## The input
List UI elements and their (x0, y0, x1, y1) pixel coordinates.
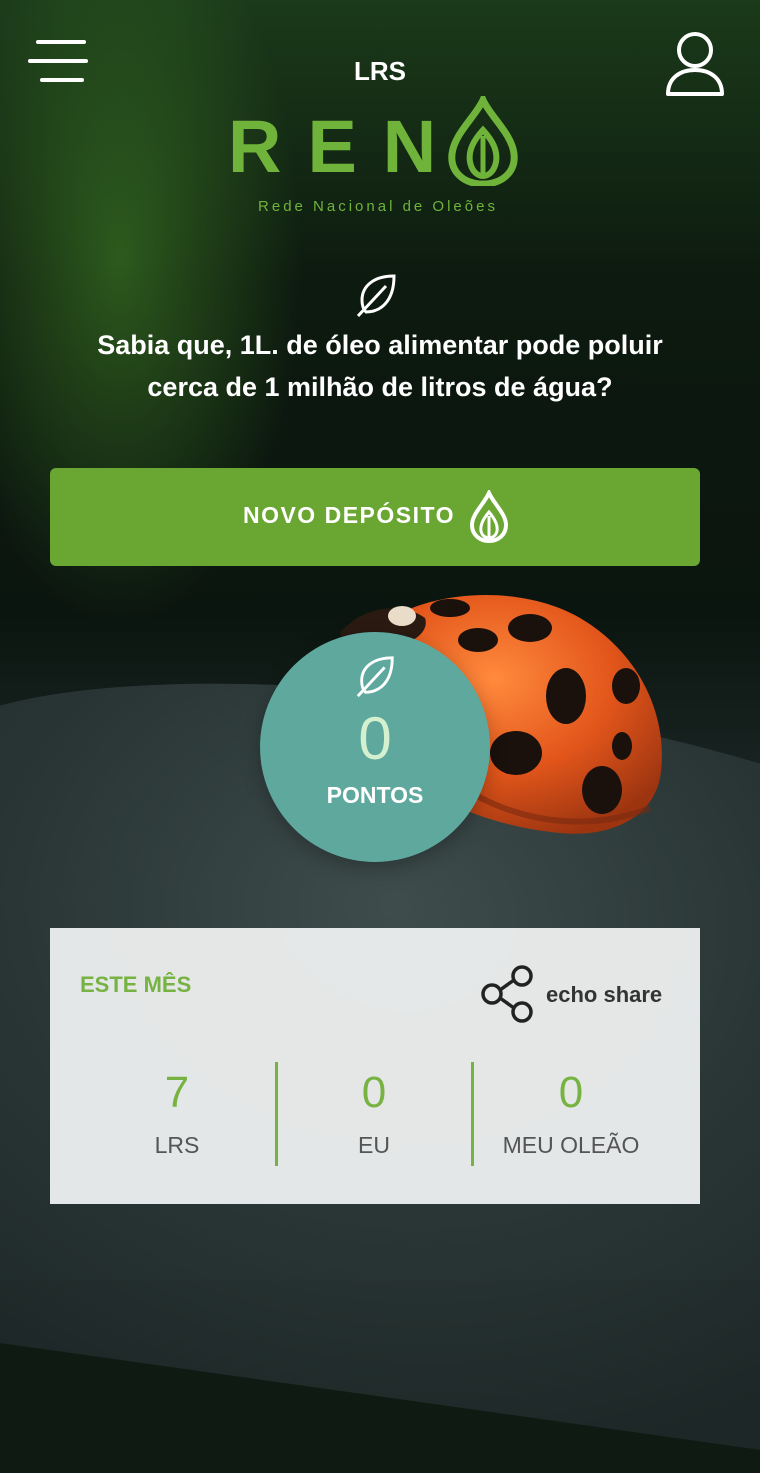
logo-wordmark: REN (228, 105, 463, 188)
stat-label: LRS (154, 1132, 200, 1158)
new-deposit-button[interactable]: NOVO DEPÓSITO (50, 468, 700, 566)
points-label: PONTOS (326, 782, 424, 808)
stat-value: 7 (164, 1068, 190, 1117)
stat-label: EU (358, 1132, 390, 1158)
stat-label: MEU OLEÃO (502, 1132, 640, 1158)
leaf-icon (356, 656, 394, 698)
organization-code: LRS (354, 56, 406, 86)
oil-drop-logo-icon (448, 96, 518, 186)
stat-value: 0 (558, 1068, 584, 1117)
leaf-icon (356, 274, 396, 318)
stat-value: 0 (361, 1068, 387, 1117)
oil-drop-icon (469, 490, 509, 544)
logo-subtitle: Rede Nacional de Oleões (258, 198, 498, 215)
user-profile-icon[interactable] (664, 28, 726, 98)
points-value: 0 (358, 705, 392, 772)
monthly-stats-card: ESTE MÊS echo share 7 LRS 0 EU 0 MEU OLE… (50, 928, 700, 1204)
points-badge: 0 PONTOS (260, 632, 490, 862)
oil-fact-text: Sabia que, 1L. de óleo alimentar pode po… (97, 330, 663, 402)
stat-eu: 0 EU (276, 1068, 472, 1159)
stat-lrs: 7 LRS (79, 1068, 275, 1159)
share-icon (481, 965, 533, 1023)
app-header: LRS REN Rede Nacional de Oleões (0, 0, 760, 230)
stat-meu-oleao: 0 MEU OLEÃO (473, 1068, 669, 1159)
echo-share-label: echo share (546, 982, 663, 1007)
card-title: ESTE MÊS (80, 972, 192, 997)
reno-logo: REN Rede Nacional de Oleões (228, 94, 528, 224)
echo-share-button[interactable]: echo share (478, 964, 678, 1024)
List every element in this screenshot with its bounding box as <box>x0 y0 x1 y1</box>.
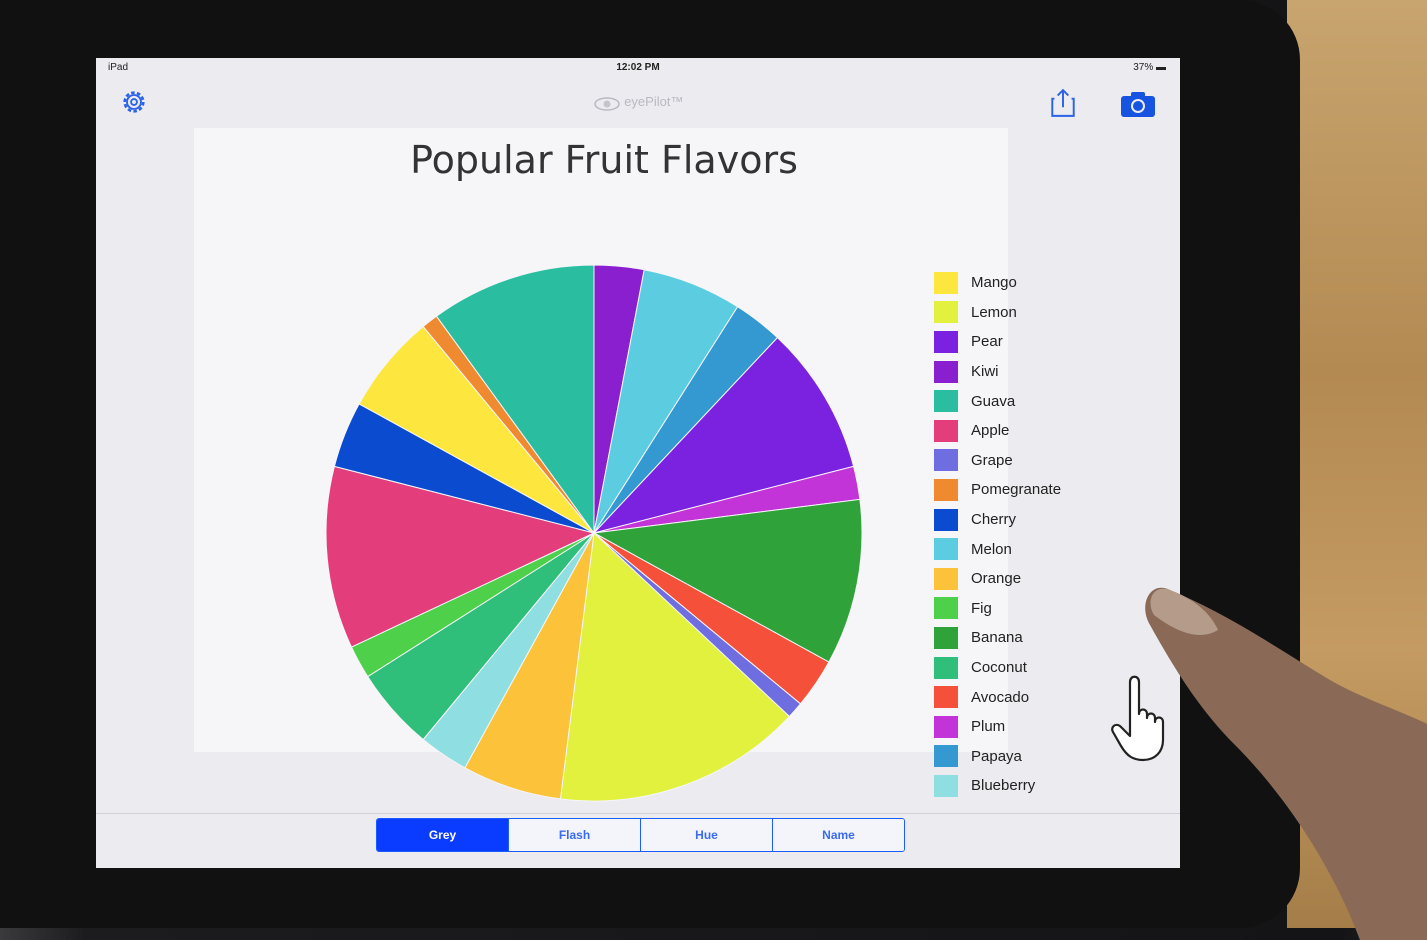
legend-item-kiwi: Kiwi <box>934 357 1061 387</box>
legend-label: Fig <box>971 599 992 617</box>
legend-item-fig: Fig <box>934 594 1061 624</box>
toolbar-divider <box>96 813 1180 814</box>
legend-item-cherry: Cherry <box>934 505 1061 535</box>
legend-item-plum: Plum <box>934 712 1061 742</box>
battery-status: 37% ▬ <box>1133 62 1166 73</box>
legend-swatch <box>934 715 958 738</box>
legend-swatch <box>934 538 958 561</box>
legend-swatch <box>934 330 958 353</box>
legend-label: Lemon <box>971 303 1017 321</box>
legend-item-apple: Apple <box>934 416 1061 446</box>
chart-legend: Mango Lemon Pear Kiwi Guava Apple Grape Pomegra… <box>934 268 1061 801</box>
legend-swatch <box>934 626 958 649</box>
legend-item-avocado: Avocado <box>934 682 1061 712</box>
pie-chart <box>325 264 863 802</box>
legend-swatch <box>934 508 958 531</box>
nav-bar: eyePilot™ <box>96 80 1180 126</box>
legend-label: Mango <box>971 274 1017 292</box>
legend-swatch <box>934 774 958 797</box>
tablet-screen: iPad 12:02 PM 37% ▬ eyePilot™ Popular Fr… <box>96 58 1180 868</box>
legend-item-orange: Orange <box>934 564 1061 594</box>
legend-label: Orange <box>971 570 1022 588</box>
legend-label: Coconut <box>971 659 1027 677</box>
finger-photo <box>1145 587 1427 940</box>
legend-item-banana: Banana <box>934 623 1061 653</box>
legend-swatch <box>934 567 958 590</box>
legend-item-papaya: Papaya <box>934 742 1061 772</box>
legend-label: Pear <box>971 333 1003 351</box>
legend-swatch <box>934 656 958 679</box>
legend-swatch <box>934 419 958 442</box>
legend-item-blueberry: Blueberry <box>934 771 1061 801</box>
legend-label: Cherry <box>971 511 1017 529</box>
legend-swatch <box>934 360 958 383</box>
legend-item-pear: Pear <box>934 327 1061 357</box>
legend-item-pomegranate: Pomegranate <box>934 475 1061 505</box>
segment-flash[interactable]: Flash <box>508 819 640 851</box>
legend-label: Avocado <box>971 688 1030 706</box>
legend-label: Melon <box>971 540 1012 558</box>
legend-swatch <box>934 478 958 501</box>
legend-swatch <box>934 301 958 324</box>
legend-label: Plum <box>971 718 1006 736</box>
segment-grey[interactable]: Grey <box>377 819 508 851</box>
legend-swatch <box>934 271 958 294</box>
battery-icon: ▬ <box>1156 62 1166 73</box>
legend-item-guava: Guava <box>934 386 1061 416</box>
legend-label: Grape <box>971 451 1013 469</box>
legend-swatch <box>934 745 958 768</box>
status-bar: iPad 12:02 PM 37% ▬ <box>96 58 1180 80</box>
legend-item-melon: Melon <box>934 534 1061 564</box>
legend-label: Guava <box>971 392 1016 410</box>
legend-label: Pomegranate <box>971 481 1062 499</box>
share-icon[interactable] <box>1050 88 1076 118</box>
legend-item-coconut: Coconut <box>934 653 1061 683</box>
legend-swatch <box>934 449 958 472</box>
chart-panel: Popular Fruit Flavors Mango Lemon Pear Kiwi… <box>194 128 1061 802</box>
app-name: eyePilot™ <box>624 94 684 109</box>
status-time: 12:02 PM <box>616 62 660 73</box>
legend-item-grape: Grape <box>934 446 1061 476</box>
legend-swatch <box>934 686 958 709</box>
eye-logo-icon <box>593 96 620 111</box>
chart-title: Popular Fruit Flavors <box>410 138 798 182</box>
battery-percent: 37% <box>1133 62 1154 73</box>
legend-item-lemon: Lemon <box>934 298 1061 328</box>
legend-item-mango: Mango <box>934 268 1061 298</box>
camera-icon[interactable] <box>1120 90 1156 118</box>
mode-segmented-control: Grey Flash Hue Name <box>376 818 905 852</box>
app-title: eyePilot™ <box>96 94 1180 111</box>
legend-label: Kiwi <box>971 363 999 381</box>
legend-swatch <box>934 390 958 413</box>
legend-label: Apple <box>971 422 1010 440</box>
legend-label: Papaya <box>971 747 1022 765</box>
legend-label: Blueberry <box>971 777 1036 795</box>
segment-name[interactable]: Name <box>772 819 904 851</box>
segment-hue[interactable]: Hue <box>640 819 772 851</box>
legend-label: Banana <box>971 629 1023 647</box>
legend-swatch <box>934 597 958 620</box>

## Given instruction
Update the data above so that every "legend-swatch" becomes "color-swatch", with nothing else altered. Omit the pictures from your answer.

## The completed task
List UI elements and their (x0, y0, x1, y1) pixel coordinates.
logo-wordmark: REN (228, 105, 463, 188)
stat-label: LRS (154, 1132, 200, 1158)
new-deposit-button[interactable]: NOVO DEPÓSITO (50, 468, 700, 566)
points-label: PONTOS (326, 782, 424, 808)
stat-value: 7 (164, 1068, 190, 1117)
stat-label: EU (358, 1132, 390, 1158)
stat-label: MEU OLEÃO (502, 1132, 640, 1158)
leaf-icon (356, 656, 394, 698)
organization-code: LRS (354, 56, 406, 86)
oil-drop-logo-icon (448, 96, 518, 186)
stat-value: 0 (558, 1068, 584, 1117)
leaf-icon (356, 274, 396, 318)
stat-value: 0 (361, 1068, 387, 1117)
oil-drop-icon (469, 490, 509, 544)
logo-subtitle: Rede Nacional de Oleões (258, 198, 498, 215)
user-profile-icon[interactable] (664, 28, 726, 98)
points-value: 0 (358, 705, 392, 772)
monthly-stats-card: ESTE MÊS echo share 7 LRS 0 EU 0 MEU OLE… (50, 928, 700, 1204)
points-badge: 0 PONTOS (260, 632, 490, 862)
oil-fact-text: Sabia que, 1L. de óleo alimentar pode po… (97, 330, 663, 402)
stat-eu: 0 EU (276, 1068, 472, 1159)
stat-lrs: 7 LRS (79, 1068, 275, 1159)
share-icon (481, 965, 533, 1023)
app-header: LRS REN Rede Nacional de Oleões (0, 0, 760, 230)
stat-meu-oleao: 0 MEU OLEÃO (473, 1068, 669, 1159)
echo-share-label: echo share (546, 982, 663, 1007)
card-title: ESTE MÊS (80, 972, 192, 997)
reno-logo: REN Rede Nacional de Oleões (228, 94, 528, 224)
echo-share-button[interactable]: echo share (478, 964, 678, 1024)
List every element in this screenshot with its bounding box as <box>x0 y0 x1 y1</box>.
legend-item-kiwi: Kiwi <box>934 357 1061 387</box>
legend-label: Fig <box>971 599 992 617</box>
legend-item-fig: Fig <box>934 594 1061 624</box>
toolbar-divider <box>96 813 1180 814</box>
legend-item-cherry: Cherry <box>934 505 1061 535</box>
legend-item-plum: Plum <box>934 712 1061 742</box>
battery-status: 37% ▬ <box>1133 62 1166 73</box>
color-swatch <box>934 715 958 738</box>
color-swatch <box>934 538 958 561</box>
color-swatch <box>934 330 958 353</box>
legend-label: Lemon <box>971 303 1017 321</box>
legend-item-apple: Apple <box>934 416 1061 446</box>
chart-legend: Mango Lemon Pear Kiwi Guava Apple Grape Pomegra… <box>934 268 1061 801</box>
color-swatch <box>934 626 958 649</box>
legend-item-avocado: Avocado <box>934 682 1061 712</box>
pie-chart <box>325 264 863 802</box>
color-swatch <box>934 508 958 531</box>
nav-bar: eyePilot™ <box>96 80 1180 126</box>
legend-label: Mango <box>971 274 1017 292</box>
color-swatch <box>934 774 958 797</box>
tablet-screen: iPad 12:02 PM 37% ▬ eyePilot™ Popular Fr… <box>96 58 1180 868</box>
legend-item-orange: Orange <box>934 564 1061 594</box>
legend-label: Orange <box>971 570 1022 588</box>
legend-label: Coconut <box>971 659 1027 677</box>
finger-photo <box>1145 587 1427 940</box>
legend-item-banana: Banana <box>934 623 1061 653</box>
color-swatch <box>934 567 958 590</box>
legend-item-papaya: Papaya <box>934 742 1061 772</box>
legend-label: Pear <box>971 333 1003 351</box>
color-swatch <box>934 656 958 679</box>
color-swatch <box>934 419 958 442</box>
legend-item-blueberry: Blueberry <box>934 771 1061 801</box>
legend-label: Cherry <box>971 511 1017 529</box>
color-swatch <box>934 360 958 383</box>
legend-item-pear: Pear <box>934 327 1061 357</box>
legend-item-pomegranate: Pomegranate <box>934 475 1061 505</box>
segment-flash[interactable]: Flash <box>508 819 640 851</box>
legend-label: Avocado <box>971 688 1030 706</box>
legend-label: Melon <box>971 540 1012 558</box>
color-swatch <box>934 478 958 501</box>
color-swatch <box>934 301 958 324</box>
legend-label: Plum <box>971 718 1006 736</box>
segment-grey[interactable]: Grey <box>377 819 508 851</box>
color-swatch <box>934 271 958 294</box>
battery-icon: ▬ <box>1156 62 1166 73</box>
legend-item-guava: Guava <box>934 386 1061 416</box>
legend-label: Grape <box>971 451 1013 469</box>
color-swatch <box>934 745 958 768</box>
status-bar: iPad 12:02 PM 37% ▬ <box>96 58 1180 80</box>
legend-item-melon: Melon <box>934 534 1061 564</box>
legend-label: Guava <box>971 392 1016 410</box>
legend-label: Pomegranate <box>971 481 1062 499</box>
share-icon[interactable] <box>1050 88 1076 118</box>
legend-item-coconut: Coconut <box>934 653 1061 683</box>
color-swatch <box>934 449 958 472</box>
chart-panel: Popular Fruit Flavors Mango Lemon Pear Kiwi… <box>194 128 1061 802</box>
app-name: eyePilot™ <box>624 94 684 109</box>
status-time: 12:02 PM <box>616 62 660 73</box>
legend-item-grape: Grape <box>934 446 1061 476</box>
color-swatch <box>934 686 958 709</box>
eye-logo-icon <box>593 96 620 111</box>
chart-title: Popular Fruit Flavors <box>410 138 798 182</box>
battery-percent: 37% <box>1133 62 1154 73</box>
legend-item-lemon: Lemon <box>934 298 1061 328</box>
legend-item-mango: Mango <box>934 268 1061 298</box>
camera-icon[interactable] <box>1120 90 1156 118</box>
mode-segmented-control: Grey Flash Hue Name <box>376 818 905 852</box>
app-title: eyePilot™ <box>96 94 1180 111</box>
legend-label: Kiwi <box>971 363 999 381</box>
color-swatch <box>934 390 958 413</box>
legend-label: Apple <box>971 422 1010 440</box>
legend-label: Papaya <box>971 747 1022 765</box>
legend-label: Blueberry <box>971 777 1036 795</box>
segment-name[interactable]: Name <box>772 819 904 851</box>
segment-hue[interactable]: Hue <box>640 819 772 851</box>
legend-label: Banana <box>971 629 1023 647</box>
color-swatch <box>934 597 958 620</box>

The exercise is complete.